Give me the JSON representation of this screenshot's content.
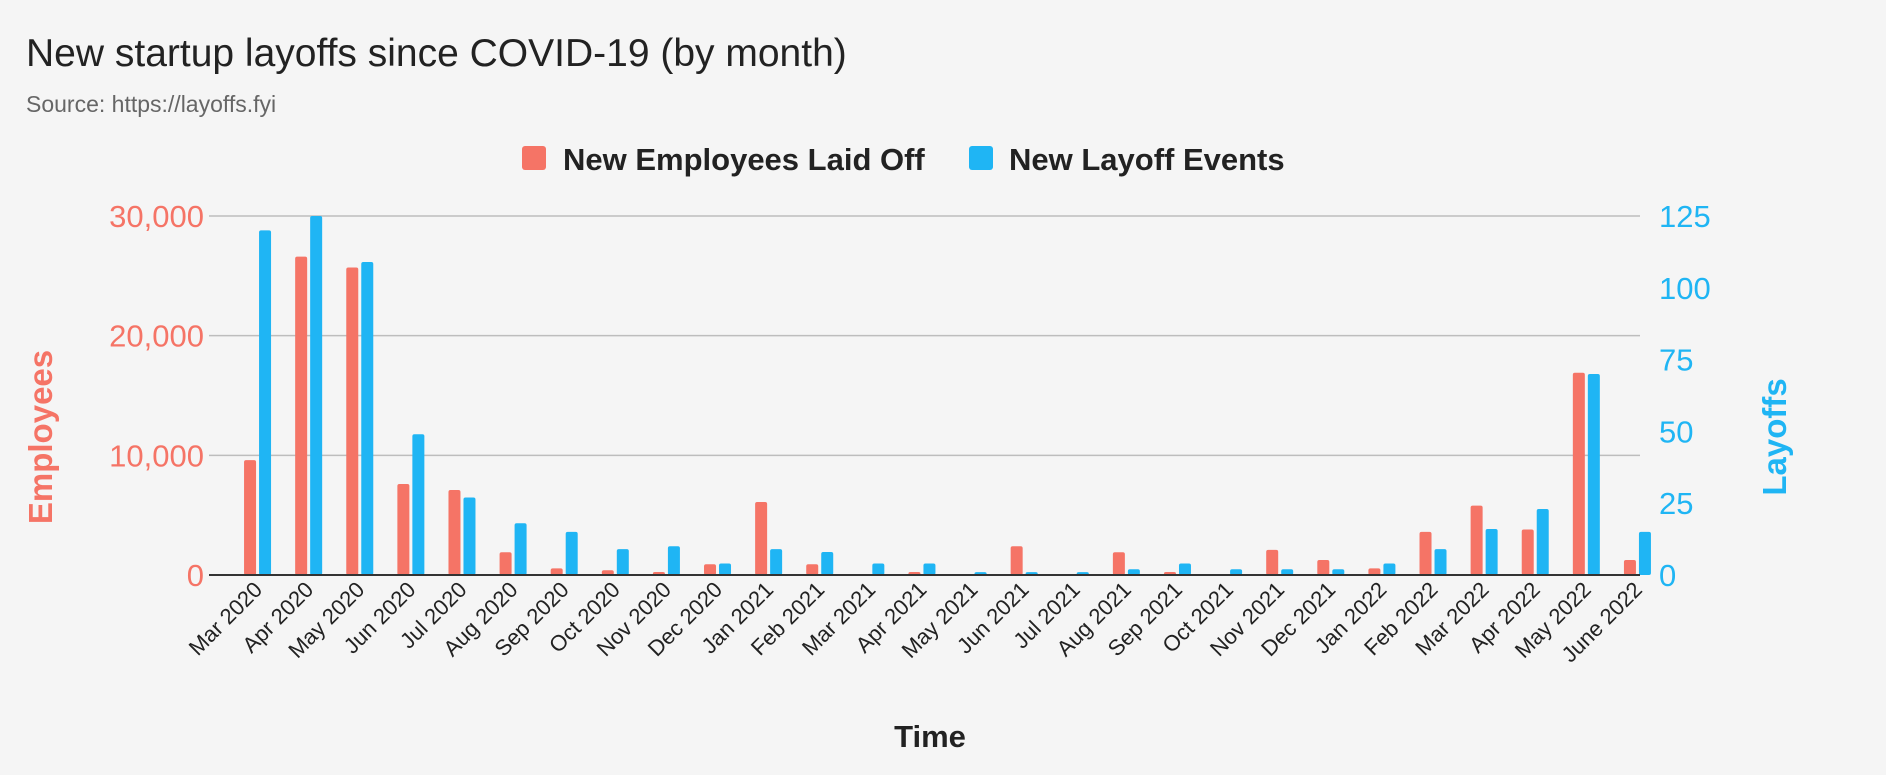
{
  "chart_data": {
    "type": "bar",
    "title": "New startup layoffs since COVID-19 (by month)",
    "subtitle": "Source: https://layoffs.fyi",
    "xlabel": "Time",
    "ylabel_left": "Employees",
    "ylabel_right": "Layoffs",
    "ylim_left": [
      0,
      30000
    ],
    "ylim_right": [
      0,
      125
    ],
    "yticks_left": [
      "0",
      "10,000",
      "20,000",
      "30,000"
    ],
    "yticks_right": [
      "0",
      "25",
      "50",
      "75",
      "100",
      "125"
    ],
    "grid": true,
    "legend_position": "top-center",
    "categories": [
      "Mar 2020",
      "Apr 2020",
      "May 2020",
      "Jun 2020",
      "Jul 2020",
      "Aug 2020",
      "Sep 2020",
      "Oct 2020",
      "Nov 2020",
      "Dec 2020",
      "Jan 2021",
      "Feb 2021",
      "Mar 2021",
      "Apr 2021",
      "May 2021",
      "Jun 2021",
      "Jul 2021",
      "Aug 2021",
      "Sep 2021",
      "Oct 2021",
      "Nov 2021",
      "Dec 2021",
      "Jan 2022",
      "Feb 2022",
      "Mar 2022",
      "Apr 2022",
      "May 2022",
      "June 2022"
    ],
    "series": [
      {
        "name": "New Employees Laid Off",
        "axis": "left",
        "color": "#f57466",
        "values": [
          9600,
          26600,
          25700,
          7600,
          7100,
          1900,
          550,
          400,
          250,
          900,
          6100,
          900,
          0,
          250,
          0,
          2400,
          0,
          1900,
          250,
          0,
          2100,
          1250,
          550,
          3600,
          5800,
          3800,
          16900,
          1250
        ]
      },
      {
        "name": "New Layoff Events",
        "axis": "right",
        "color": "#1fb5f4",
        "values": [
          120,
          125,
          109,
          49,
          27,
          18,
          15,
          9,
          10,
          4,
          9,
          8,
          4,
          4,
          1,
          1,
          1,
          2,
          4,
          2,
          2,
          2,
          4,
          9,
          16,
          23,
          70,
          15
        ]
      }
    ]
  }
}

--

| Problem to solve |
Quote the full listing above word for word; exclude every picture from the copy.

| Correct result |
Give me the JSON representation of this screenshot's content.
{
  "chart_data": {
    "type": "bar",
    "title": "New startup layoffs since COVID-19 (by month)",
    "subtitle": "Source: https://layoffs.fyi",
    "xlabel": "Time",
    "ylabel_left": "Employees",
    "ylabel_right": "Layoffs",
    "ylim_left": [
      0,
      30000
    ],
    "ylim_right": [
      0,
      125
    ],
    "yticks_left": [
      "0",
      "10,000",
      "20,000",
      "30,000"
    ],
    "yticks_right": [
      "0",
      "25",
      "50",
      "75",
      "100",
      "125"
    ],
    "grid": true,
    "legend_position": "top-center",
    "categories": [
      "Mar 2020",
      "Apr 2020",
      "May 2020",
      "Jun 2020",
      "Jul 2020",
      "Aug 2020",
      "Sep 2020",
      "Oct 2020",
      "Nov 2020",
      "Dec 2020",
      "Jan 2021",
      "Feb 2021",
      "Mar 2021",
      "Apr 2021",
      "May 2021",
      "Jun 2021",
      "Jul 2021",
      "Aug 2021",
      "Sep 2021",
      "Oct 2021",
      "Nov 2021",
      "Dec 2021",
      "Jan 2022",
      "Feb 2022",
      "Mar 2022",
      "Apr 2022",
      "May 2022",
      "June 2022"
    ],
    "series": [
      {
        "name": "New Employees Laid Off",
        "axis": "left",
        "color": "#f57466",
        "values": [
          9600,
          26600,
          25700,
          7600,
          7100,
          1900,
          550,
          400,
          250,
          900,
          6100,
          900,
          0,
          250,
          0,
          2400,
          0,
          1900,
          250,
          0,
          2100,
          1250,
          550,
          3600,
          5800,
          3800,
          16900,
          1250
        ]
      },
      {
        "name": "New Layoff Events",
        "axis": "right",
        "color": "#1fb5f4",
        "values": [
          120,
          125,
          109,
          49,
          27,
          18,
          15,
          9,
          10,
          4,
          9,
          8,
          4,
          4,
          1,
          1,
          1,
          2,
          4,
          2,
          2,
          2,
          4,
          9,
          16,
          23,
          70,
          15
        ]
      }
    ]
  }
}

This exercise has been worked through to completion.